§ PROBLEM STATEMENT:
Return every entry exactly as written.
·····
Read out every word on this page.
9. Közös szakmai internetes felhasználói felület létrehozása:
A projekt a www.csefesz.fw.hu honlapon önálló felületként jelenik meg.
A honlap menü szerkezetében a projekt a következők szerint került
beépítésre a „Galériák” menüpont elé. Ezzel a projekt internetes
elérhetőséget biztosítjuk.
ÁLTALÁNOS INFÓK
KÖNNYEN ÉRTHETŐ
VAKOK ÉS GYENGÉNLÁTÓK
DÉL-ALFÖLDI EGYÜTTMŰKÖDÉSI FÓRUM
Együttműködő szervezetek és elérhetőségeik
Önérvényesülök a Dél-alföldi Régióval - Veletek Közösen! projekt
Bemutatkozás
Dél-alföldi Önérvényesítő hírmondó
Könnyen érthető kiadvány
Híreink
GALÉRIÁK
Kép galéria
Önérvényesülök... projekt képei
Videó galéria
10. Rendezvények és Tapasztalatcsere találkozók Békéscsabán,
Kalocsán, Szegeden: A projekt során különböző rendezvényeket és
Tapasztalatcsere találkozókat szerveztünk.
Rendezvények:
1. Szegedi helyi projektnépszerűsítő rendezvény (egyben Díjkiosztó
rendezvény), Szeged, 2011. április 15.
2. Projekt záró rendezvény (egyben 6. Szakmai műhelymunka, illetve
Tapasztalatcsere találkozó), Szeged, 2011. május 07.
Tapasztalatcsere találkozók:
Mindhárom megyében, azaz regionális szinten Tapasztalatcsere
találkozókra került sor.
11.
·····
§ OUTPUT OF THE TASK:
Read out every word on this page.
9. Közös szakmai internetes felhasználói felület létrehozása:
A projekt a www.csefesz.fw.hu honlapon önálló felületként jelenik meg.
A honlap menü szerkezetében a projekt a következők szerint került
beépítésre a „Galériák” menüpont elé. Ezzel a projekt internetes
elérhetőséget biztosítjuk.
ÁLTALÁNOS INFÓK
KÖNNYEN ÉRTHETŐ
VAKOK ÉS GYENGÉNLÁTÓK
DÉL-ALFÖLDI EGYÜTTMŰKÖDÉSI FÓRUM
Együttműködő szervezetek és elérhetőségeik
Önérvényesülök a Dél-alföldi Régióval - Veletek Közösen! projekt
Bemutatkozás
Dél-alföldi Önérvényesítő hírmondó
Könnyen érthető kiadvány
Híreink
GALÉRIÁK
Kép galéria
Önérvényesülök... projekt képei
Videó galéria
10. Rendezvények és Tapasztalatcsere találkozók Békéscsabán,
Kalocsán, Szegeden: A projekt során különböző rendezvényeket és
Tapasztalatcsere találkozókat szerveztünk.
Rendezvények:
1. Szegedi helyi projektnépszerűsítő rendezvény (egyben Díjkiosztó
rendezvény), Szeged, 2011. április 15.
2. Projekt záró rendezvény (egyben 6. Szakmai műhelymunka, illetve
Tapasztalatcsere találkozó), Szeged, 2011. május 07.
Tapasztalatcsere találkozók:
Mindhárom megyében, azaz regionális szinten Tapasztalatcsere
találkozókra került sor.
11.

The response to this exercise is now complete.